# Text excerpt:
Perhaps if Mr. Li Yong had undergone targeted screening two years earlier, he would still be happily with his family today. After all, when nasopharyngeal cancer is detected at an early stage, the five-year cure rate can reach 95%. In fact, 90% of cancers are curable if detected early.


Therefore, prevention is merely a mindset for dealing with cancer, whereas targeted early screening represents the first step of substantive significance. Currently, the maximum cost of a PET-CT scan in China is no more than RMB 10,000, equivalent to approximately half a month’s salary for wage earners around the age of 40 in first- and second-tier cities.


"If you don't trust domestic technology, for an additional 20,000 to 30,000 yuan, you can go to Japan."


In recent years, medical checkups in Japan have begun to enter the public eye. Compared with the average cost of around $200,000 per person in the United States, the cost of cancer treatment in Japan is only about 250,000 RMB, merely 1.5 to 2 times that in China.

# Instructions to follow:
Write out the part of the passage on cancer screening that opens with the words containing "Perhaps if Mr." and closes with "if detected early.", renaming "targeted screening" as "early screening".

# Data provided:
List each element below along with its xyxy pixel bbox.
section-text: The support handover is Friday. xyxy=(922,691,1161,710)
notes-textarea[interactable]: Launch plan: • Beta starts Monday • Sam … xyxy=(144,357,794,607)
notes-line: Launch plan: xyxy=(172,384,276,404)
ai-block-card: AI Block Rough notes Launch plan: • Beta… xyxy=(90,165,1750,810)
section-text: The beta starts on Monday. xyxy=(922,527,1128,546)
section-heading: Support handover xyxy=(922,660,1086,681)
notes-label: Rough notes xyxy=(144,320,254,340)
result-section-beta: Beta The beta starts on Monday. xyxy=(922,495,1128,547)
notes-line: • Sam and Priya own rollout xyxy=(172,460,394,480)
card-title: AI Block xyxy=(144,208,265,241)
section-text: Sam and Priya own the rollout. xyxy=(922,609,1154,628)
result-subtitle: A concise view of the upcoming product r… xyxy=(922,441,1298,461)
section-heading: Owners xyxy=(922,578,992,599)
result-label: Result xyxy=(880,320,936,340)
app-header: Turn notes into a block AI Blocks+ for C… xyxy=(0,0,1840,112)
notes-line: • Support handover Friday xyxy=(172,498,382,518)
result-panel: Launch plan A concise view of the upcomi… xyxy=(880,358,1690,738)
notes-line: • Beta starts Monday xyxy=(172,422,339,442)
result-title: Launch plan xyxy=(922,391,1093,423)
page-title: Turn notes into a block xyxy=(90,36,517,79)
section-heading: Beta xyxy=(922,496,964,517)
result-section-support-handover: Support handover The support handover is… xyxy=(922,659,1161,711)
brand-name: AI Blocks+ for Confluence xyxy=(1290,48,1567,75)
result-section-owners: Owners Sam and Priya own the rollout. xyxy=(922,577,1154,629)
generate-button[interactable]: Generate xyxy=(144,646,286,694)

# Response to the task:
Perhaps if Mr. Li Yong had undergone early screening two years earlier, he would still be happily with his family today. After all, when nasopharyngeal cancer is detected at an early stage, the five-year cure rate can reach 95%. In fact, 90% of cancers are curable if detected early.